Exercise goal
Find the lines that hold the word "JSON" and return them.

Extracts from a graphics dataset
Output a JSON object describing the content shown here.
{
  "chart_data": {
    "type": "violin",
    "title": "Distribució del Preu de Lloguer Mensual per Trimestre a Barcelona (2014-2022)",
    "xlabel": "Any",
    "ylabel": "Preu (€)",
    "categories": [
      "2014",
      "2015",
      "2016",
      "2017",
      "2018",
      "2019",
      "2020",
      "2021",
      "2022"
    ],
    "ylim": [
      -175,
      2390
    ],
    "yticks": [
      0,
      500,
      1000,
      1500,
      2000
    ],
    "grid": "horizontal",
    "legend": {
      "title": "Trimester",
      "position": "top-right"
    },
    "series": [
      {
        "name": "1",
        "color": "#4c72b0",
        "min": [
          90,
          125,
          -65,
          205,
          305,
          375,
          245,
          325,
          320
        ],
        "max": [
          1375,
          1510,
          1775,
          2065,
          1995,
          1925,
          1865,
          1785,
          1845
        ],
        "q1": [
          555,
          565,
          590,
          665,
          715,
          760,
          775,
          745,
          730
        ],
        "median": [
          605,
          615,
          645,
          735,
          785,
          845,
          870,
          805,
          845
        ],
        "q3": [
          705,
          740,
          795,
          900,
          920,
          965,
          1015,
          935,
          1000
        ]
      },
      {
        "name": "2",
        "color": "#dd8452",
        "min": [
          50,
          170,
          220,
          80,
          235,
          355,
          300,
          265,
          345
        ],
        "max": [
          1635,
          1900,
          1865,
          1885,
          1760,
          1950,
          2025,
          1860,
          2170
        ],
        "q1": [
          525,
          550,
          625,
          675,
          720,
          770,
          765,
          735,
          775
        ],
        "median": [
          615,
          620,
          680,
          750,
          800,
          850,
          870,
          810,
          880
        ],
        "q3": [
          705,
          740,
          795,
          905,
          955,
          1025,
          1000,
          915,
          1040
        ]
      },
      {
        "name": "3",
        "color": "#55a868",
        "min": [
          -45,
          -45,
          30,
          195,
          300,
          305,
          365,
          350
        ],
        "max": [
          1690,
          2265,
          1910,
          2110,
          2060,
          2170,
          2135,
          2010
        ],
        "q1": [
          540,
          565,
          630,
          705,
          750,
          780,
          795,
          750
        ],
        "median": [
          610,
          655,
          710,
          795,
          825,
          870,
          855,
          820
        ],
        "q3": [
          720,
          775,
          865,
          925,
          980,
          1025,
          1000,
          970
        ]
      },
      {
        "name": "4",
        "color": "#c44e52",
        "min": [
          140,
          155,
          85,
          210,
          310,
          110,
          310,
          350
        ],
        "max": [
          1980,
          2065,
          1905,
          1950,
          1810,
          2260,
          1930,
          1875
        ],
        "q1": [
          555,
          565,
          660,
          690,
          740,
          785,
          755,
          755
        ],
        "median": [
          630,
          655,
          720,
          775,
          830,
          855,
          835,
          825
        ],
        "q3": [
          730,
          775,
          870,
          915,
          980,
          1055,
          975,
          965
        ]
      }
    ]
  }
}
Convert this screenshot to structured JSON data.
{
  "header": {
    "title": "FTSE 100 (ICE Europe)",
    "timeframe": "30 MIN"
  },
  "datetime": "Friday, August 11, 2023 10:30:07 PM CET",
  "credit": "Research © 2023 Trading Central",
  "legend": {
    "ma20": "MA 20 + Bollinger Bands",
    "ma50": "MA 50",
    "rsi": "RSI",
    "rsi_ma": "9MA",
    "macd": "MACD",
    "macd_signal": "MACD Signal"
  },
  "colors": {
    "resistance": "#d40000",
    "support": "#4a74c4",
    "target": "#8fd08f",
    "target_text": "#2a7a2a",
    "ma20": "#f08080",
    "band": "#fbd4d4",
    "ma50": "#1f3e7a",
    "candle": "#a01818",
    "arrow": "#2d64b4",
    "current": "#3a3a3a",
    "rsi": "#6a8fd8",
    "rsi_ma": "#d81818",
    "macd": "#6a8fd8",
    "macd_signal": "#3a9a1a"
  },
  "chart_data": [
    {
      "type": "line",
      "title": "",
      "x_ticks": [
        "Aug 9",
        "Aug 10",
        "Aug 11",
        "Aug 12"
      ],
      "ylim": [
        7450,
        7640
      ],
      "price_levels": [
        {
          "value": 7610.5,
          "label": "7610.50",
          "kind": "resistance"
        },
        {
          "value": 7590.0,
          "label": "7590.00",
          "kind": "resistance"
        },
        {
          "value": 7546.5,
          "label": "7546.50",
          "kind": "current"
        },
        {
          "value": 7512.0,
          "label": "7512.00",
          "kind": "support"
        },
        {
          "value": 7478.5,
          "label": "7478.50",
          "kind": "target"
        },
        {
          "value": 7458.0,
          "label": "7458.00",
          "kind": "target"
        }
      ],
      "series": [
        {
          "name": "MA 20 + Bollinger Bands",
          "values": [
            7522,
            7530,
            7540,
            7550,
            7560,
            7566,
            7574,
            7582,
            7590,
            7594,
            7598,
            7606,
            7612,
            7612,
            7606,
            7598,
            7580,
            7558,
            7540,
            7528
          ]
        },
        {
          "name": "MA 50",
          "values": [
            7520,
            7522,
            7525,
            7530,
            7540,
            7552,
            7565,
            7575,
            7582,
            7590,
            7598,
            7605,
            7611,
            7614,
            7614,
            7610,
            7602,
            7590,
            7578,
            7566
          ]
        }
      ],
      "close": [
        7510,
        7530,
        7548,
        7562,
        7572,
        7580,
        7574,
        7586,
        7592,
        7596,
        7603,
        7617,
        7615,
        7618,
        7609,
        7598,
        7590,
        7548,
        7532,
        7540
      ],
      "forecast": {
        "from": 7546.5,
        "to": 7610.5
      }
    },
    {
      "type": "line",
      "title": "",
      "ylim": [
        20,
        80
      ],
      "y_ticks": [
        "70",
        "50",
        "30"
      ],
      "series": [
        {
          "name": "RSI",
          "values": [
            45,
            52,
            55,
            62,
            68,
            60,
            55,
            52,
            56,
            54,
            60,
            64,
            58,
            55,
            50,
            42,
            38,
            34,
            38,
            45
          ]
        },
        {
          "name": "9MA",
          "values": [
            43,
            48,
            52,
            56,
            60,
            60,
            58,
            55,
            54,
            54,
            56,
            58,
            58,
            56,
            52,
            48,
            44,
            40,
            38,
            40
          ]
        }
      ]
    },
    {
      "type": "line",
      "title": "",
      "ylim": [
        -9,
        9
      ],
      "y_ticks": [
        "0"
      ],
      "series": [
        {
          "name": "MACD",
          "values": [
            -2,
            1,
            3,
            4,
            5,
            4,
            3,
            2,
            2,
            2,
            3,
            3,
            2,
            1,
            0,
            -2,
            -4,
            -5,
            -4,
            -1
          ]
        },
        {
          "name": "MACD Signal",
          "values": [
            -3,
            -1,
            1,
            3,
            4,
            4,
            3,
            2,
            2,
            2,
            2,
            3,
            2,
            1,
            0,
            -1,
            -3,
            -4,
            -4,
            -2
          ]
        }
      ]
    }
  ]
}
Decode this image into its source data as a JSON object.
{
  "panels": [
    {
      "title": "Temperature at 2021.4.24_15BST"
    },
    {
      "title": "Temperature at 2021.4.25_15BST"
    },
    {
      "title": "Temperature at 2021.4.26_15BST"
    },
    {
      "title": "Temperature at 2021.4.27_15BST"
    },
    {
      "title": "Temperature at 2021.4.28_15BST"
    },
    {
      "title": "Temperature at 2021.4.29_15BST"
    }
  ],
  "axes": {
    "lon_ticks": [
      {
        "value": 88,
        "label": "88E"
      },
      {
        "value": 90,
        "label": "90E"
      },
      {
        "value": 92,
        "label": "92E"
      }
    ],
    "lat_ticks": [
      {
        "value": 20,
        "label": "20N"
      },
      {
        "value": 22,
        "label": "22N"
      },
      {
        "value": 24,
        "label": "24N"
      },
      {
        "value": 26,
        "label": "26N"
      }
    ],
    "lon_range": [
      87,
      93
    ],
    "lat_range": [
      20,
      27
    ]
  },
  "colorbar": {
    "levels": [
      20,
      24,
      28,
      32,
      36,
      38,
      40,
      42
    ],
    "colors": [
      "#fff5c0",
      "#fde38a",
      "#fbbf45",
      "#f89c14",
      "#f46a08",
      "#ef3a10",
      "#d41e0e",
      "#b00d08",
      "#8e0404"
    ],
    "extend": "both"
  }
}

Task solution
Output a JSON object describing the content shown here.
Convert this screenshot to structured JSON data.
Decode this image into its source data as a JSON object.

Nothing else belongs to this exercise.